======== Listed entries ========
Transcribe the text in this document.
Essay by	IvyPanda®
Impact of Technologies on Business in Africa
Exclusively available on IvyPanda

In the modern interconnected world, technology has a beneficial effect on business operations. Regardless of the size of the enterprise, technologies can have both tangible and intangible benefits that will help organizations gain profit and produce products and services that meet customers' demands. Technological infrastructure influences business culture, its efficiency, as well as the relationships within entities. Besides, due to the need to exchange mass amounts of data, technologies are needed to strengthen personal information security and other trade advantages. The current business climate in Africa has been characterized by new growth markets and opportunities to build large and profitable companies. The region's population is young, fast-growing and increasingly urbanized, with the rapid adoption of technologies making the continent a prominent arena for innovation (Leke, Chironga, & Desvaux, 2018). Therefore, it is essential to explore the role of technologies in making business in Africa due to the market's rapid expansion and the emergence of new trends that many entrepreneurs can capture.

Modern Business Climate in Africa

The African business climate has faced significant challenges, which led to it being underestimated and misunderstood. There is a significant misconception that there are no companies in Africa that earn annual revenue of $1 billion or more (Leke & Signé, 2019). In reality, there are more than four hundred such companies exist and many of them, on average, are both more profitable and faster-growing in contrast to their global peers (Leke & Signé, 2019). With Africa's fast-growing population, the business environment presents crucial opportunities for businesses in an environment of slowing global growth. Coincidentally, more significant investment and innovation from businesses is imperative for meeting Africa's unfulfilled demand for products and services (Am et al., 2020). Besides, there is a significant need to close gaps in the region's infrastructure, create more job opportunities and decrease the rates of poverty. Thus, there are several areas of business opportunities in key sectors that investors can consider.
========
======== Listed entries ========
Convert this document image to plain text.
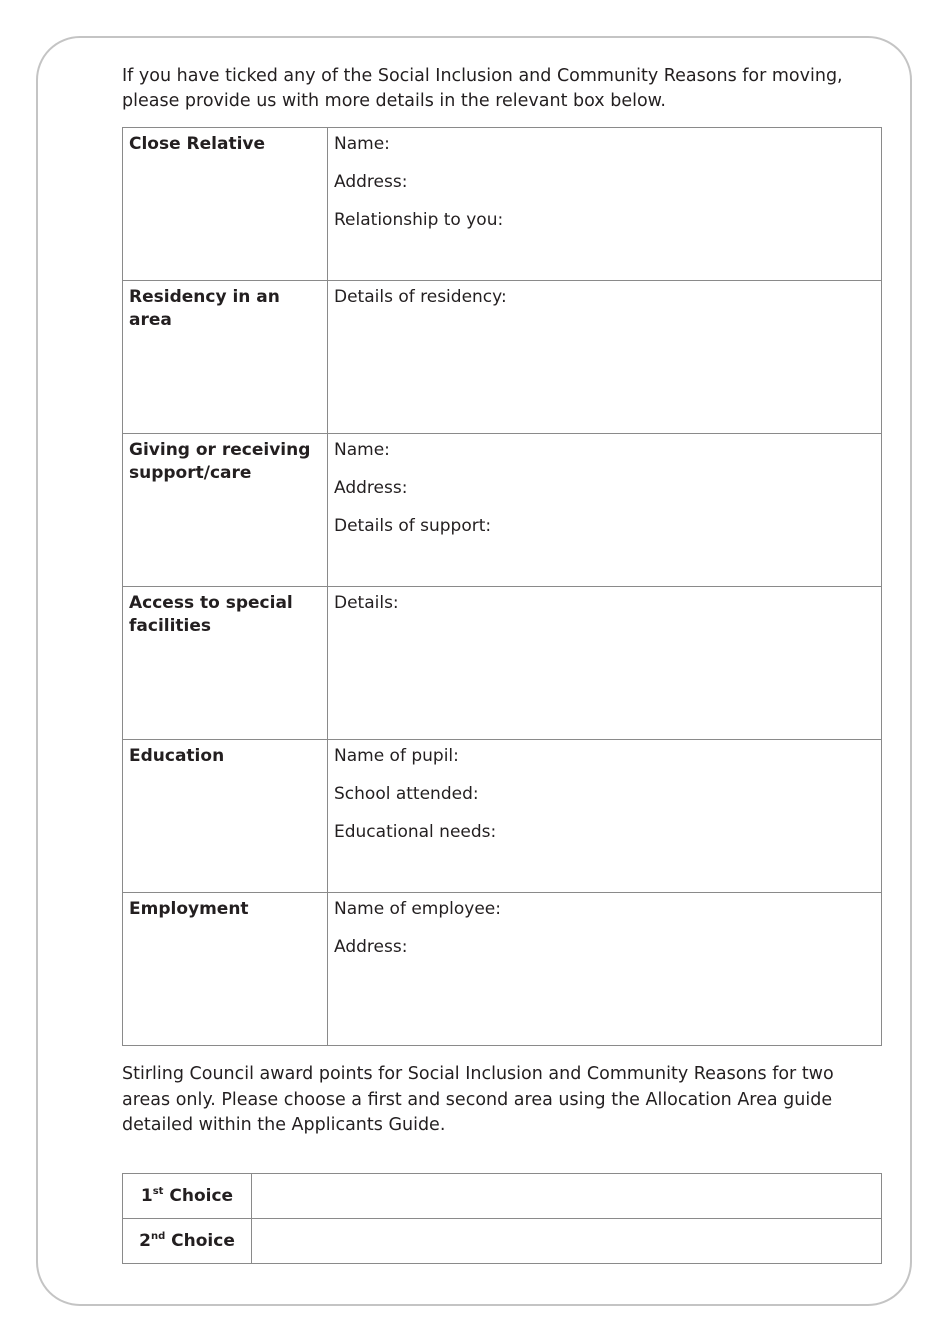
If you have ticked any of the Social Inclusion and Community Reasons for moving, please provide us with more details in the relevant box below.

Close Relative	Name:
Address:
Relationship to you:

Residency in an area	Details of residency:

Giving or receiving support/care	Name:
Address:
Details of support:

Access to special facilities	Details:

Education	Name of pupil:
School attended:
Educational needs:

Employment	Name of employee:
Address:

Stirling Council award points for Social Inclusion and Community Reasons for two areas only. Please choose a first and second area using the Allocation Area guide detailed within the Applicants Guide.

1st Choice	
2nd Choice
========
======== Listed entries ========
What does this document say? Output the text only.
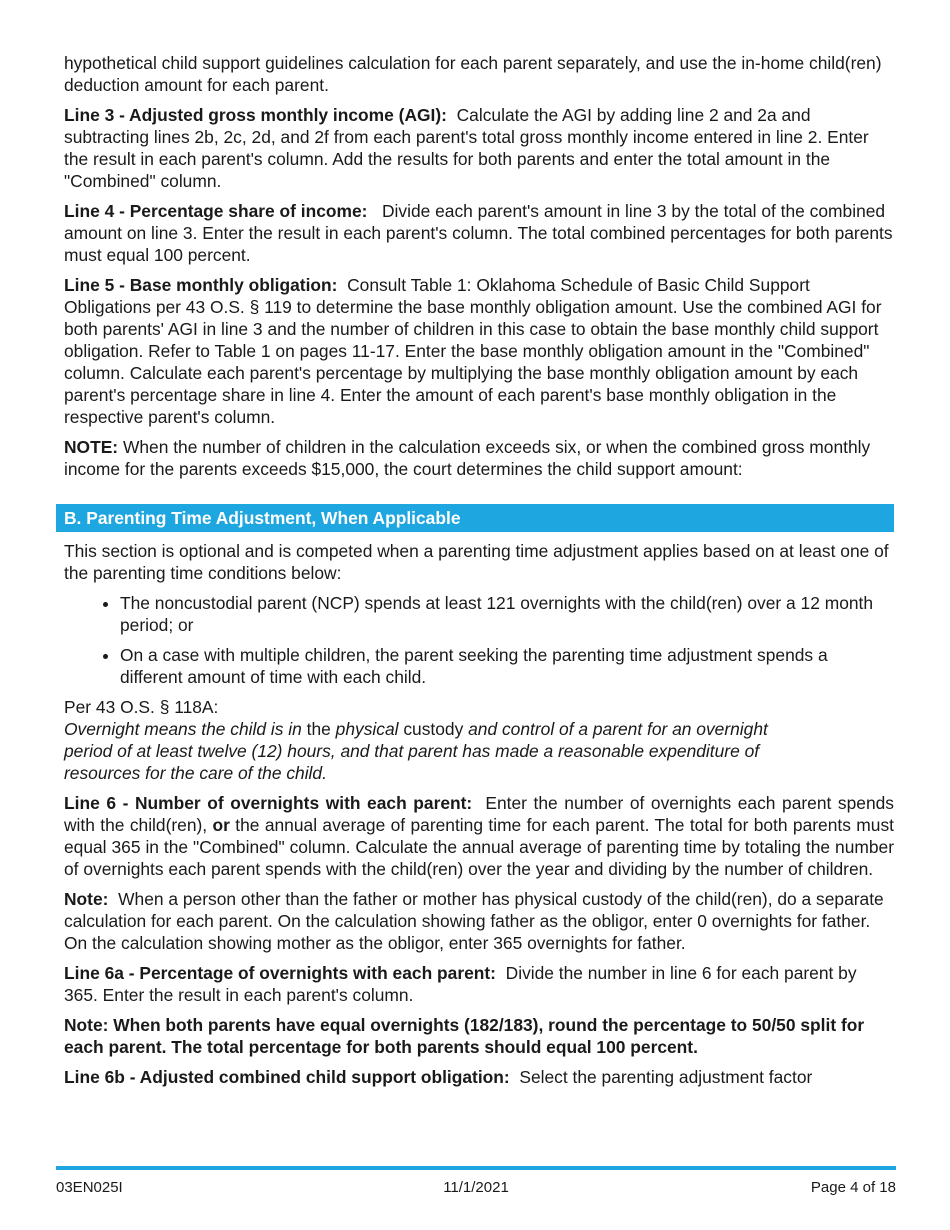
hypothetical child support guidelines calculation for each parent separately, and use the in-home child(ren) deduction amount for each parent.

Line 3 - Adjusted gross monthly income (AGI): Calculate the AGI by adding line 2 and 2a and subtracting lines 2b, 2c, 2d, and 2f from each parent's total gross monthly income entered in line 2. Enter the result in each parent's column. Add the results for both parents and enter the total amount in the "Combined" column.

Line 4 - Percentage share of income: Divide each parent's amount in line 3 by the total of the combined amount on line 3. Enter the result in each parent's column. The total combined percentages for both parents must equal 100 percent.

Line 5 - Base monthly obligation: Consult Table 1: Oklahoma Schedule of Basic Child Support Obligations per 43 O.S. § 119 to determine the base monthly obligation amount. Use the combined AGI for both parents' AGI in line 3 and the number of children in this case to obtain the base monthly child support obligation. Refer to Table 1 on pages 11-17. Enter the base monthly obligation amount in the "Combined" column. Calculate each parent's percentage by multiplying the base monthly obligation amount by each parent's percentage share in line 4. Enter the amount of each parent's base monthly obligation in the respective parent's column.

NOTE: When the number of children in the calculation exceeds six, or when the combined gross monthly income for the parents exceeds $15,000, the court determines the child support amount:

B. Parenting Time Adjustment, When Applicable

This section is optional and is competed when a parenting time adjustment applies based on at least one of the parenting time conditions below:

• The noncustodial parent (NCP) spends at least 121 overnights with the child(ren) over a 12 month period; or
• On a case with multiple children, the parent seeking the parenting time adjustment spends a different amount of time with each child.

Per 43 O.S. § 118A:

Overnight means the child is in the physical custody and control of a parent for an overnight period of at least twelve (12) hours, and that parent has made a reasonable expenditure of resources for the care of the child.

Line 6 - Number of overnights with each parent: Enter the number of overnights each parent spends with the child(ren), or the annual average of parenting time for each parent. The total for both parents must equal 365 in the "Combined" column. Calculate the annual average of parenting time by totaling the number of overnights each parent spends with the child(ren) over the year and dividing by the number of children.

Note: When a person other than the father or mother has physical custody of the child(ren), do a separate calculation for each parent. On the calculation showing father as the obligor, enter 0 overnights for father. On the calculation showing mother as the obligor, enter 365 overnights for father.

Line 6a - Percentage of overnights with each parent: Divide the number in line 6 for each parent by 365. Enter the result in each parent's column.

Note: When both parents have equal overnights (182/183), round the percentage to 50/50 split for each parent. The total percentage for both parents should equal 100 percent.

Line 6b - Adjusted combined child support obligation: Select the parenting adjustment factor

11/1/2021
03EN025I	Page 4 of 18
========
Report each line in the preceding entries that holds the string "obligation".

Line 5 - Base monthly obligation: Consult Table 1: Oklahoma Schedule of Basic Child Support Obligations per 43 O.S. § 119 to determine the base monthly obligation amount. Use the combined AGI for both parents' AGI in line 3 and the number of children in this case to obtain the base monthly child support obligation. Refer to Table 1 on pages 11-17. Enter the base monthly obligation amount in the "Combined" column. Calculate each parent's percentage by multiplying the base monthly obligation amount by each parent's percentage share in line 4. Enter the amount of each parent's base monthly obligation in the respective parent's column.
Line 6b - Adjusted combined child support obligation: Select the parenting adjustment factor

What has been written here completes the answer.